__Task statement__
The entries below are to be transcribed in full, without their images.
Start Records for processing
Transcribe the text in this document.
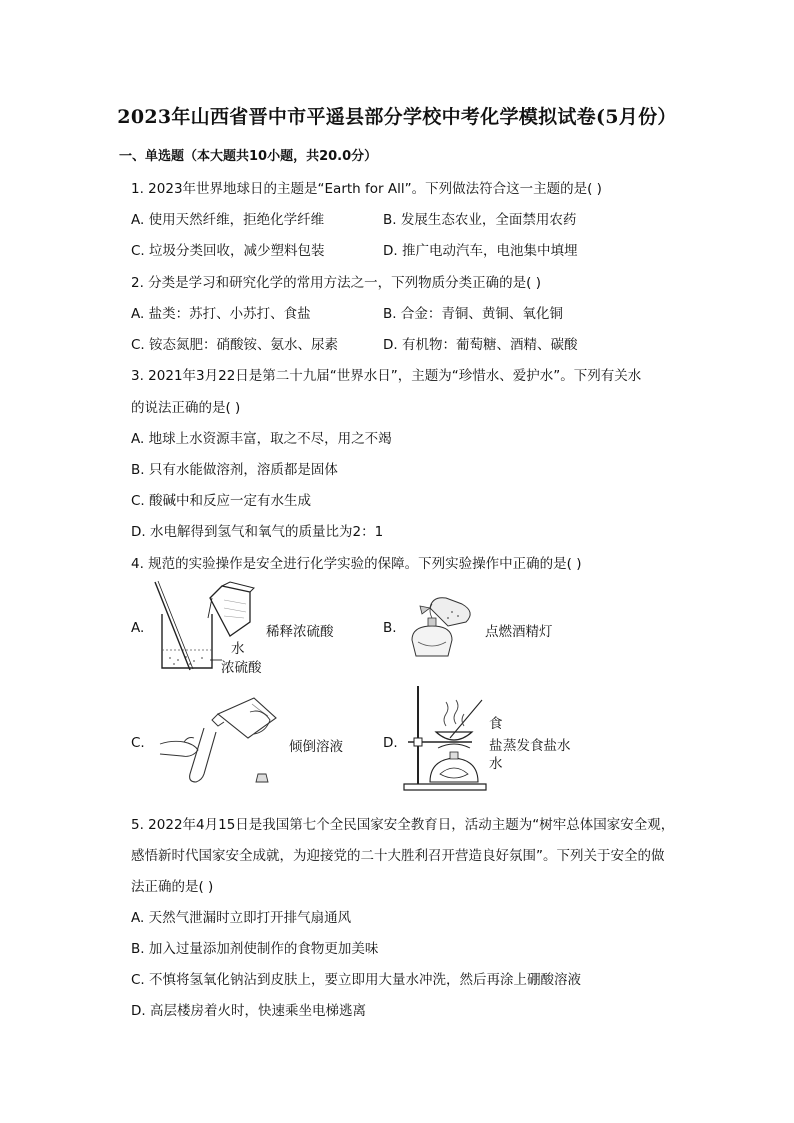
2023年山西省晋中市平遥县部分学校中考化学模拟试卷(5月份）
一、单选题（本大题共10小题，共20.0分）
1. 2023年世界地球日的主题是“Earth for All”。下列做法符合这一主题的是( )
A. 使用天然纤维，拒绝化学纤维	B. 发展生态农业，全面禁用农药
C. 垃圾分类回收，减少塑料包装	D. 推广电动汽车，电池集中填埋
2. 分类是学习和研究化学的常用方法之一，下列物质分类正确的是( )
A. 盐类：苏打、小苏打、食盐	B. 合金：青铜、黄铜、氧化铜
C. 铵态氮肥：硝酸铵、氨水、尿素	D. 有机物：葡萄糖、酒精、碳酸
3. 2021年3月22日是第二十九届“世界水日”，主题为“珍惜水、爱护水”。下列有关水
的说法正确的是( )
A. 地球上水资源丰富，取之不尽，用之不竭
B. 只有水能做溶剂，溶质都是固体
C. 酸碱中和反应一定有水生成
D. 水电解得到氢气和氧气的质量比为2：1
4. 规范的实验操作是安全进行化学实验的保障。下列实验操作中正确的是( )
A.
水
浓硫酸
稀释浓硫酸	B.	点燃酒精灯
C.	倾倒溶液	D.
食
盐 蒸发食盐水
水
5. 2022年4月15日是我国第七个全民国家安全教育日，活动主题为“树牢总体国家安全观，
感悟新时代国家安全成就，为迎接党的二十大胜利召开营造良好氛围”。下列关于安全的做
法正确的是( )
A. 天然气泄漏时立即打开排气扇通风
B. 加入过量添加剂使制作的食物更加美味
C. 不慎将氢氧化钠沾到皮肤上，要立即用大量水冲洗，然后再涂上硼酸溶液
D. 高层楼房着火时，快速乘坐电梯逃离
End Records for processing
__Correct result__
Transcribe the text in this document.
2023年山西省晋中市平遥县部分学校中考化学模拟试卷(5月份）
一、单选题（本大题共10小题，共20.0分）
1. 2023年世界地球日的主题是“Earth for All”。下列做法符合这一主题的是( )
A. 使用天然纤维，拒绝化学纤维	B. 发展生态农业，全面禁用农药
C. 垃圾分类回收，减少塑料包装	D. 推广电动汽车，电池集中填埋
2. 分类是学习和研究化学的常用方法之一，下列物质分类正确的是( )
A. 盐类：苏打、小苏打、食盐	B. 合金：青铜、黄铜、氧化铜
C. 铵态氮肥：硝酸铵、氨水、尿素	D. 有机物：葡萄糖、酒精、碳酸
3. 2021年3月22日是第二十九届“世界水日”，主题为“珍惜水、爱护水”。下列有关水
的说法正确的是( )
A. 地球上水资源丰富，取之不尽，用之不竭
B. 只有水能做溶剂，溶质都是固体
C. 酸碱中和反应一定有水生成
D. 水电解得到氢气和氧气的质量比为2：1
4. 规范的实验操作是安全进行化学实验的保障。下列实验操作中正确的是( )
A.
水
浓硫酸
稀释浓硫酸	B.	点燃酒精灯
C.	倾倒溶液	D.
食
盐 蒸发食盐水
水
5. 2022年4月15日是我国第七个全民国家安全教育日，活动主题为“树牢总体国家安全观，
感悟新时代国家安全成就，为迎接党的二十大胜利召开营造良好氛围”。下列关于安全的做
法正确的是( )
A. 天然气泄漏时立即打开排气扇通风
B. 加入过量添加剂使制作的食物更加美味
C. 不慎将氢氧化钠沾到皮肤上，要立即用大量水冲洗，然后再涂上硼酸溶液
D. 高层楼房着火时，快速乘坐电梯逃离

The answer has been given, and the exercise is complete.